Records excerpted from a collection:

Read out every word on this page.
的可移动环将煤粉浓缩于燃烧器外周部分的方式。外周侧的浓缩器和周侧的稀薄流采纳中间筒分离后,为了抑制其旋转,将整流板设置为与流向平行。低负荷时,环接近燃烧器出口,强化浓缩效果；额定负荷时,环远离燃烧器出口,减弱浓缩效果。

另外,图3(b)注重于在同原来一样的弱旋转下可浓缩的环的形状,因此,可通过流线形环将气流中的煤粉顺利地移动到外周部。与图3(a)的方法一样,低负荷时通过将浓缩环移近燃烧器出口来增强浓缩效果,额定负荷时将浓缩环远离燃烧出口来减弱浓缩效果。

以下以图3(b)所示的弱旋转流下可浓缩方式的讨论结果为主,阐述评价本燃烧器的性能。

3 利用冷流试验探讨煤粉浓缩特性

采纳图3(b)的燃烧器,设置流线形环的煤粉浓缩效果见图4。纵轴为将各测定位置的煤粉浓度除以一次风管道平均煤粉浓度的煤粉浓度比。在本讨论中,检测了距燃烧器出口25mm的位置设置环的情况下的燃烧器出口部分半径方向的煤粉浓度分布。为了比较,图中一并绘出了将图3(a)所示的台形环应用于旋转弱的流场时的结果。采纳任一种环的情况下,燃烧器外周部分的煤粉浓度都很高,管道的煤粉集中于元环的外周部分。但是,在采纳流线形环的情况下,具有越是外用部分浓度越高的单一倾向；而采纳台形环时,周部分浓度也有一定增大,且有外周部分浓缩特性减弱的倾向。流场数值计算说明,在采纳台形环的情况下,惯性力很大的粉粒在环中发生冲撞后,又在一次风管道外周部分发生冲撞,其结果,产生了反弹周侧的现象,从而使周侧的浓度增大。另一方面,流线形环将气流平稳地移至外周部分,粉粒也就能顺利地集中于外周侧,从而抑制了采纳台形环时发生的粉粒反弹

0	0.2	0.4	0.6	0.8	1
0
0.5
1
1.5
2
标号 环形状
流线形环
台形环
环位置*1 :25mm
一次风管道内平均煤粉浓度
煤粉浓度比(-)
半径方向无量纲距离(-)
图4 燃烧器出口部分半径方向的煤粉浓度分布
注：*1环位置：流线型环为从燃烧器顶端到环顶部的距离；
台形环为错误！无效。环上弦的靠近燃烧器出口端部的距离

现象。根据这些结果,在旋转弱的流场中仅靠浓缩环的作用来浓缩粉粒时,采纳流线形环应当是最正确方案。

THE EXERCISE: Make an exact copy of the records.

ANSWER:
Read out every word on this page.
的可移动环将煤粉浓缩于燃烧器外周部分的方式。外周侧的浓缩器和周侧的稀薄流采纳中间筒分离后,为了抑制其旋转,将整流板设置为与流向平行。低负荷时,环接近燃烧器出口,强化浓缩效果；额定负荷时,环远离燃烧器出口,减弱浓缩效果。

另外,图3(b)注重于在同原来一样的弱旋转下可浓缩的环的形状,因此,可通过流线形环将气流中的煤粉顺利地移动到外周部。与图3(a)的方法一样,低负荷时通过将浓缩环移近燃烧器出口来增强浓缩效果,额定负荷时将浓缩环远离燃烧出口来减弱浓缩效果。

以下以图3(b)所示的弱旋转流下可浓缩方式的讨论结果为主,阐述评价本燃烧器的性能。

3 利用冷流试验探讨煤粉浓缩特性

采纳图3(b)的燃烧器,设置流线形环的煤粉浓缩效果见图4。纵轴为将各测定位置的煤粉浓度除以一次风管道平均煤粉浓度的煤粉浓度比。在本讨论中,检测了距燃烧器出口25mm的位置设置环的情况下的燃烧器出口部分半径方向的煤粉浓度分布。为了比较,图中一并绘出了将图3(a)所示的台形环应用于旋转弱的流场时的结果。采纳任一种环的情况下,燃烧器外周部分的煤粉浓度都很高,管道的煤粉集中于元环的外周部分。但是,在采纳流线形环的情况下,具有越是外用部分浓度越高的单一倾向；而采纳台形环时,周部分浓度也有一定增大,且有外周部分浓缩特性减弱的倾向。流场数值计算说明,在采纳台形环的情况下,惯性力很大的粉粒在环中发生冲撞后,又在一次风管道外周部分发生冲撞,其结果,产生了反弹周侧的现象,从而使周侧的浓度增大。另一方面,流线形环将气流平稳地移至外周部分,粉粒也就能顺利地集中于外周侧,从而抑制了采纳台形环时发生的粉粒反弹

0	0.2	0.4	0.6	0.8	1
0
0.5
1
1.5
2
标号 环形状
流线形环
台形环
环位置*1 :25mm
一次风管道内平均煤粉浓度
煤粉浓度比(-)
半径方向无量纲距离(-)
图4 燃烧器出口部分半径方向的煤粉浓度分布
注：*1环位置：流线型环为从燃烧器顶端到环顶部的距离；
台形环为错误！无效。环上弦的靠近燃烧器出口端部的距离

现象。根据这些结果,在旋转弱的流场中仅靠浓缩环的作用来浓缩粉粒时,采纳流线形环应当是最正确方案。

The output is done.